Data listing:
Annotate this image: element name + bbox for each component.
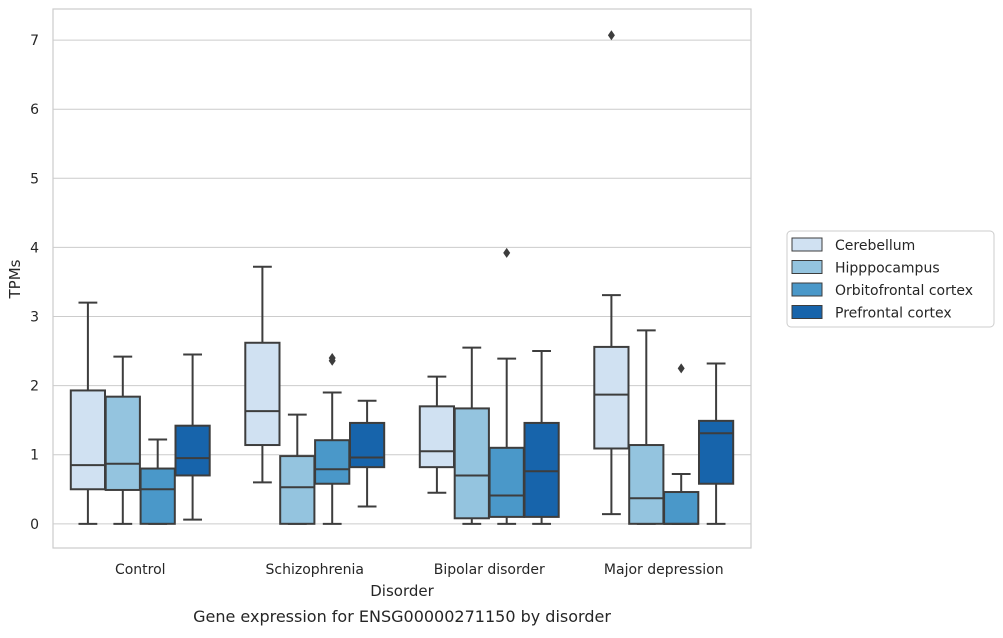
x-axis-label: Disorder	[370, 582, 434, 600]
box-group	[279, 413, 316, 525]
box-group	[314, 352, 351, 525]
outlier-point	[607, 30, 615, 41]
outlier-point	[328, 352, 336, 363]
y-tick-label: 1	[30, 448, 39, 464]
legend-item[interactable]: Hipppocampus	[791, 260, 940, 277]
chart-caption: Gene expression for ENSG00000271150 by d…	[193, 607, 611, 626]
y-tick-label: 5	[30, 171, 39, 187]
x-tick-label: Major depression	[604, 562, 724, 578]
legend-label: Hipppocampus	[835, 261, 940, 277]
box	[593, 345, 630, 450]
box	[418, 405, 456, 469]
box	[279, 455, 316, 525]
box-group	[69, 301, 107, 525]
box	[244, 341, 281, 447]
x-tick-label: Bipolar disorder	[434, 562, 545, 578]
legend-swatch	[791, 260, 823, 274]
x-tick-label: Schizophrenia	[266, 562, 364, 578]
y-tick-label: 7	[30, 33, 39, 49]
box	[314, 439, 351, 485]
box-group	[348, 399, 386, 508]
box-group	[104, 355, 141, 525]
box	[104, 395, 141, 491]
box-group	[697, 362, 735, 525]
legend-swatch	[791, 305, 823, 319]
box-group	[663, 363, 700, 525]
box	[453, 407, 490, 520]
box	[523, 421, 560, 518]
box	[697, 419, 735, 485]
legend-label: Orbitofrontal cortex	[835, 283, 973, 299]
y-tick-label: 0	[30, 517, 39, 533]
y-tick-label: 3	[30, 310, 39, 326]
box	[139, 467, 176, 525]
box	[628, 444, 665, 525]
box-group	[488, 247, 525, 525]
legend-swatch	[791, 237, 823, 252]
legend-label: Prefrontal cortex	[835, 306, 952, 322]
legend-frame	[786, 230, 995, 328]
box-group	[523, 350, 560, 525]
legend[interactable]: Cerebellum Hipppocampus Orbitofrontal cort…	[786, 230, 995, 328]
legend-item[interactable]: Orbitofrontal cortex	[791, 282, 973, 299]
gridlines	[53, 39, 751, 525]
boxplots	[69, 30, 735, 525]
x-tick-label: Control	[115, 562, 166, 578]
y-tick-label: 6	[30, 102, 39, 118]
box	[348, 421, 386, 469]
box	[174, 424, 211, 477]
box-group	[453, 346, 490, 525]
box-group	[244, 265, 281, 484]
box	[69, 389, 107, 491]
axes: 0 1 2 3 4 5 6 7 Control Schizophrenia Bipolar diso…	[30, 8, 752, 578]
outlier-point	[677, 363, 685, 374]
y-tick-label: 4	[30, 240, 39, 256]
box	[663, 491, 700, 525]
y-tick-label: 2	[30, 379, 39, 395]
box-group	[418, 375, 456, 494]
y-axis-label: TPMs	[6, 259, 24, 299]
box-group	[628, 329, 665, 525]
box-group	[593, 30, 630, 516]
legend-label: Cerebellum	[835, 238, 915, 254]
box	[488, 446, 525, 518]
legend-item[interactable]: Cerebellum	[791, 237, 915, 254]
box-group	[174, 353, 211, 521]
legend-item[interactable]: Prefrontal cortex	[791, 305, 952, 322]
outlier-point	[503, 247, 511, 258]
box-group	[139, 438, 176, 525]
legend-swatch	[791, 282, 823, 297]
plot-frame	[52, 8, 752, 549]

To do: The string "Hipppocampus" may appear in the entries. Say how many lines contain it, as a bare number.

Reply to the exercise: 3